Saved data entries
▼
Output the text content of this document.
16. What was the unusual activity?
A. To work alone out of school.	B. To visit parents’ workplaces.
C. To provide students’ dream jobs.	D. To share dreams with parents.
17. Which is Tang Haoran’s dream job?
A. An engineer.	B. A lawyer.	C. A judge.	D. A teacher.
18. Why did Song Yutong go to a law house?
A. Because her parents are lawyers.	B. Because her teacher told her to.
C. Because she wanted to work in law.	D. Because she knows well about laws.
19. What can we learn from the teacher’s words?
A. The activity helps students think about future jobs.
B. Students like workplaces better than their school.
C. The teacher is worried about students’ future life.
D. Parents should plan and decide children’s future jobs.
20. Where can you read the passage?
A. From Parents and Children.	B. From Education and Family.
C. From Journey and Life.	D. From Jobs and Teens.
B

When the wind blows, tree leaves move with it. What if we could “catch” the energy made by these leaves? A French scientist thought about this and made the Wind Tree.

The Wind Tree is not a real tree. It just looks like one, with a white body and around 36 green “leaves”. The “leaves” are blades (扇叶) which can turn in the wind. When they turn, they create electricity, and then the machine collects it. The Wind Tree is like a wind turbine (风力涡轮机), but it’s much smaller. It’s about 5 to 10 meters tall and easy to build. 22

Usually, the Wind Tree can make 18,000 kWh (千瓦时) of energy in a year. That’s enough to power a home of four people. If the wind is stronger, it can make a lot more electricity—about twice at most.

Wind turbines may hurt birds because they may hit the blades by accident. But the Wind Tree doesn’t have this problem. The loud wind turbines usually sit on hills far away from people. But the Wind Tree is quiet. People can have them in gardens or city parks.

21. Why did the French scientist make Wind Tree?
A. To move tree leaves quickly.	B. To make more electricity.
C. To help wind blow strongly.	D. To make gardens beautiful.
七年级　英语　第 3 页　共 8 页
▲
■ **GIVEN PROBLEM**
Filter the records for lines holding the string "move". Copy each one.

■ **WRITTEN RESPONSE**
When the wind blows, tree leaves move with it. What if we could “catch” the energy made by these leaves? A French scientist thought about this and made the Wind Tree.
A. To move tree leaves quickly.	B. To make more electricity.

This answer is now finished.